* Your goal
Return each line of the records with nothing changed, pictures excepted.

>> Start Task data

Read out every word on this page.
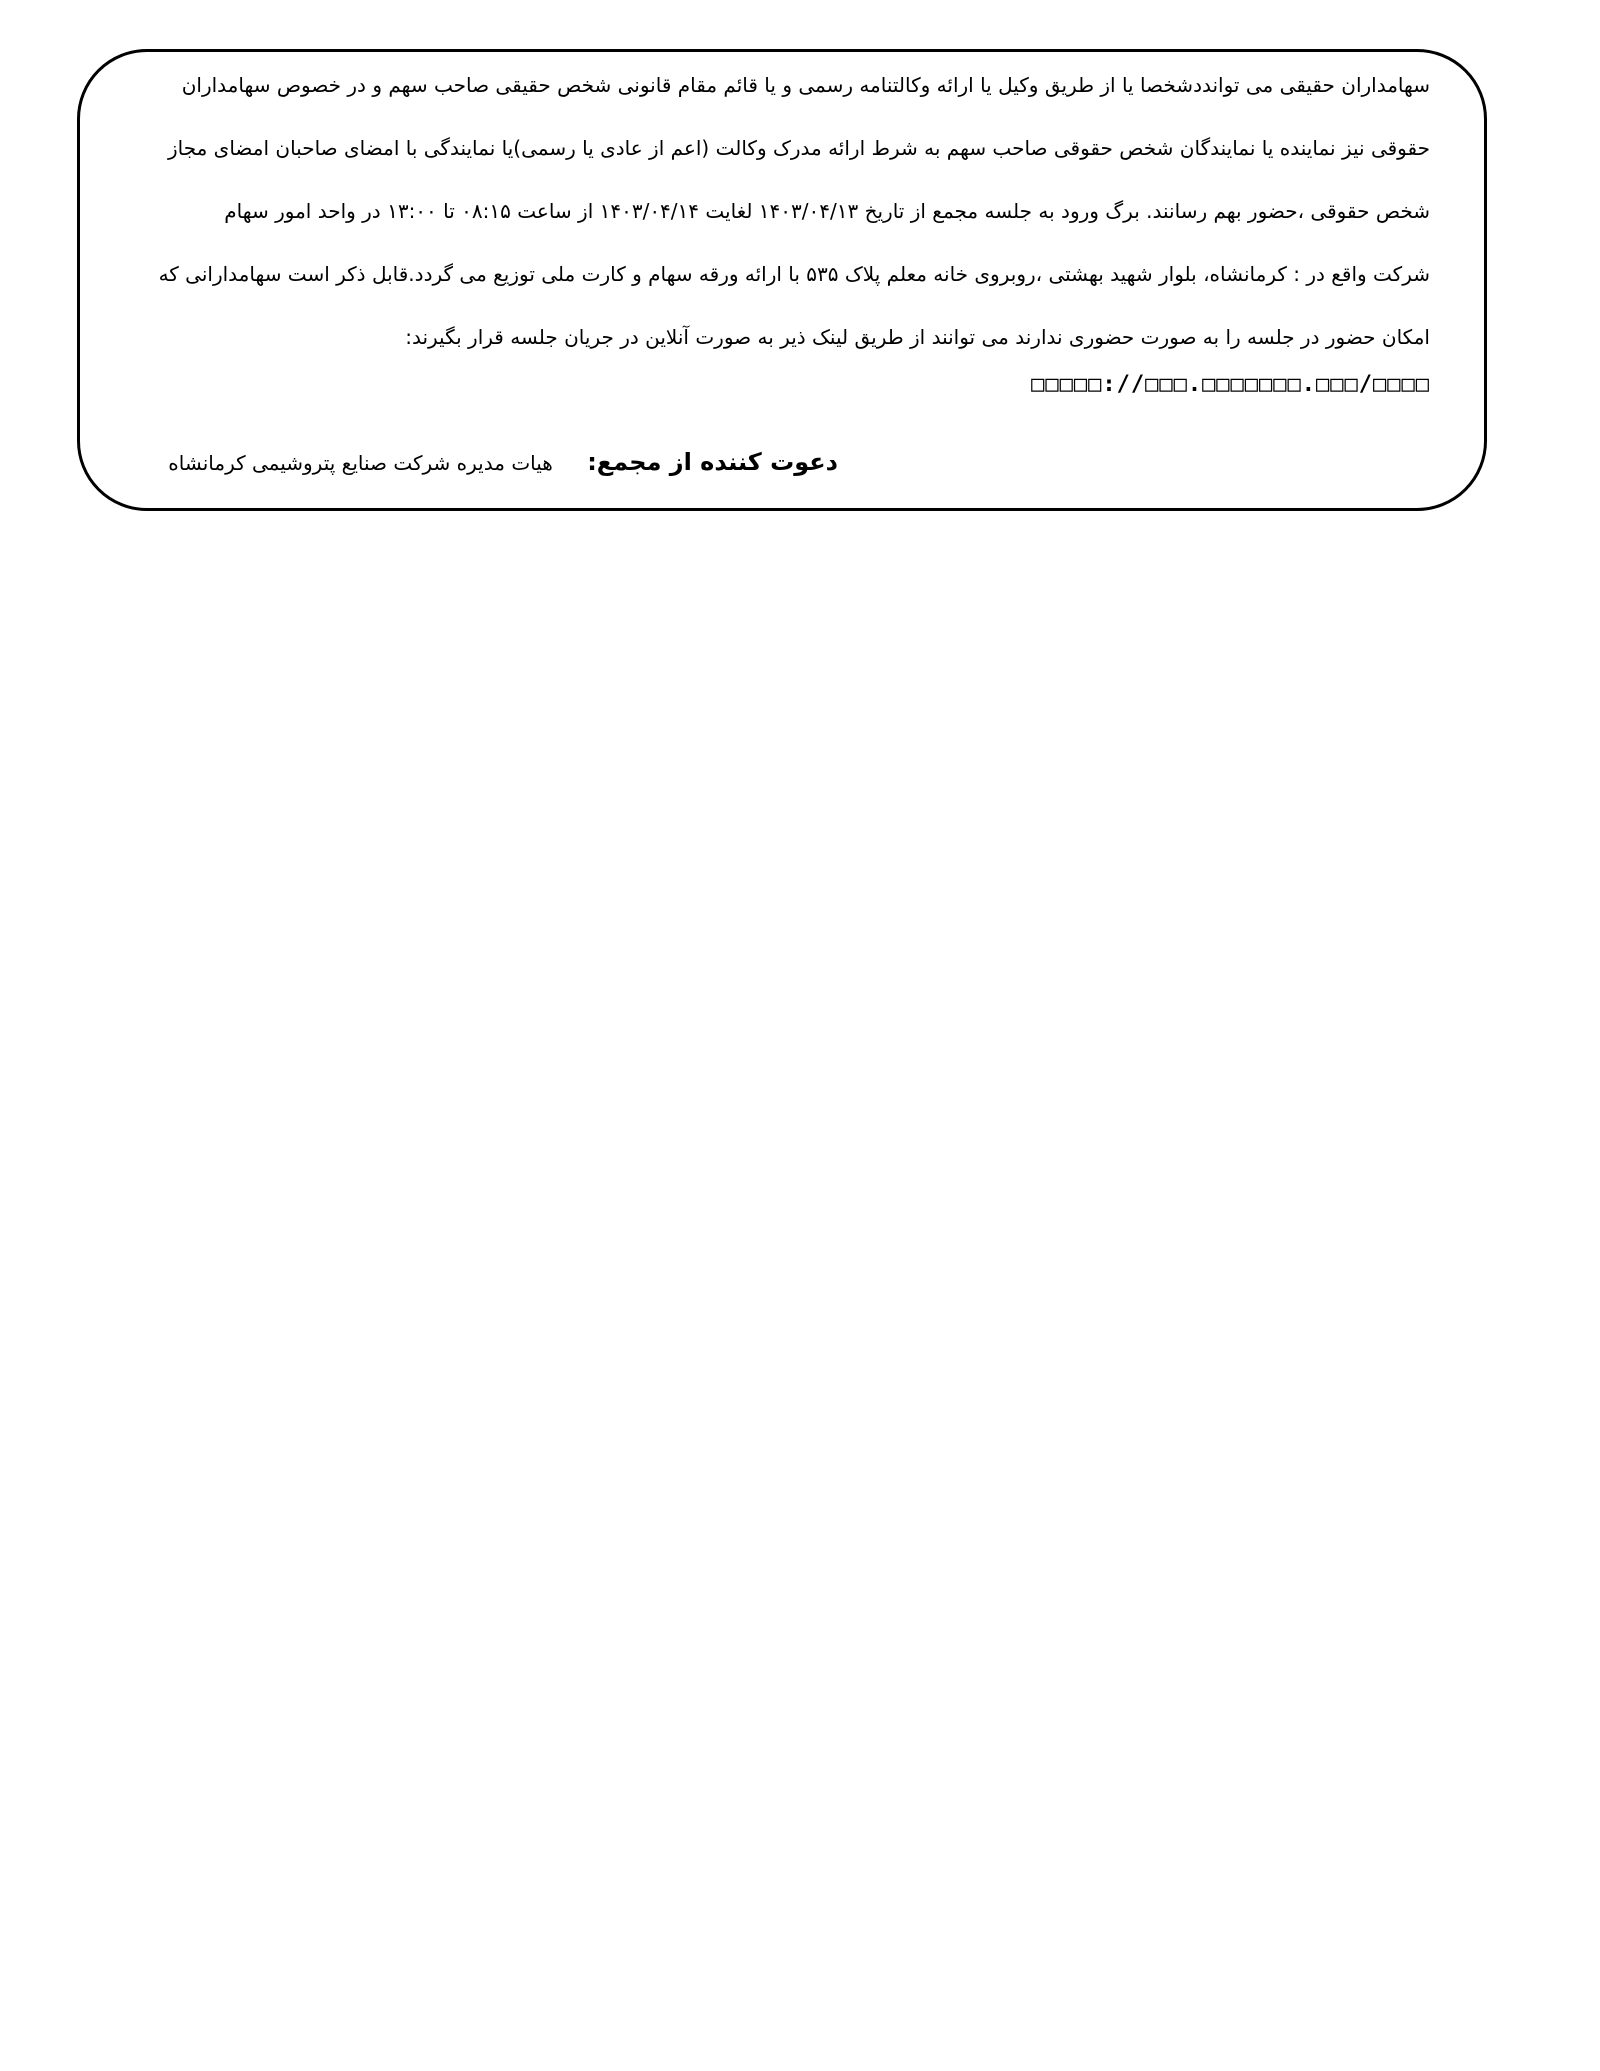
سهامداران حقیقی می توانددشخصا یا از طریق وکیل یا ارائه وکالتنامه رسمی و یا قائم مقام قانونی شخص حقیقی صاحب سهم و در خصوص سهامداران
حقوقی نیز نماینده یا نمایندگان شخص حقوقی صاحب سهم به شرط ارائه مدرک وکالت (اعم از عادی یا رسمی)یا نمایندگی با امضای صاحبان امضای مجاز
شخص حقوقی ،حضور بهم رسانند. برگ ورود به جلسه مجمع از تاریخ ۱۴۰۳/۰۴/۱۳ لغایت ۱۴۰۳/۰۴/۱۴ از ساعت ۰۸:۱۵ تا ۱۳:۰۰ در واحد امور سهام
شرکت واقع در : کرمانشاه، بلوار شهید بهشتی ،روبروی خانه معلم پلاک ۵۳۵ با ارائه ورقه سهام و کارت ملی توزیع می گردد.قابل ذکر است سهامدارانی که
امکان حضور در جلسه را به صورت حضوری ندارند می توانند از طریق لینک ذیر به صورت آنلاین در جریان جلسه قرار بگیرند:
□□□□□://□□□.□□□□□□□.□□□/□□□□
دعوت کننده از مجمع: هیات مدیره شرکت صنایع پتروشیمی کرمانشاه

>> End Task data

* Answer to the task
Read out every word on this page.
سهامداران حقیقی می توانددشخصا یا از طریق وکیل یا ارائه وکالتنامه رسمی و یا قائم مقام قانونی شخص حقیقی صاحب سهم و در خصوص سهامداران
حقوقی نیز نماینده یا نمایندگان شخص حقوقی صاحب سهم به شرط ارائه مدرک وکالت (اعم از عادی یا رسمی)یا نمایندگی با امضای صاحبان امضای مجاز
شخص حقوقی ،حضور بهم رسانند. برگ ورود به جلسه مجمع از تاریخ ۱۴۰۳/۰۴/۱۳ لغایت ۱۴۰۳/۰۴/۱۴ از ساعت ۰۸:۱۵ تا ۱۳:۰۰ در واحد امور سهام
شرکت واقع در : کرمانشاه، بلوار شهید بهشتی ،روبروی خانه معلم پلاک ۵۳۵ با ارائه ورقه سهام و کارت ملی توزیع می گردد.قابل ذکر است سهامدارانی که
امکان حضور در جلسه را به صورت حضوری ندارند می توانند از طریق لینک ذیر به صورت آنلاین در جریان جلسه قرار بگیرند:
□□□□□://□□□.□□□□□□□.□□□/□□□□
دعوت کننده از مجمع: هیات مدیره شرکت صنایع پتروشیمی کرمانشاه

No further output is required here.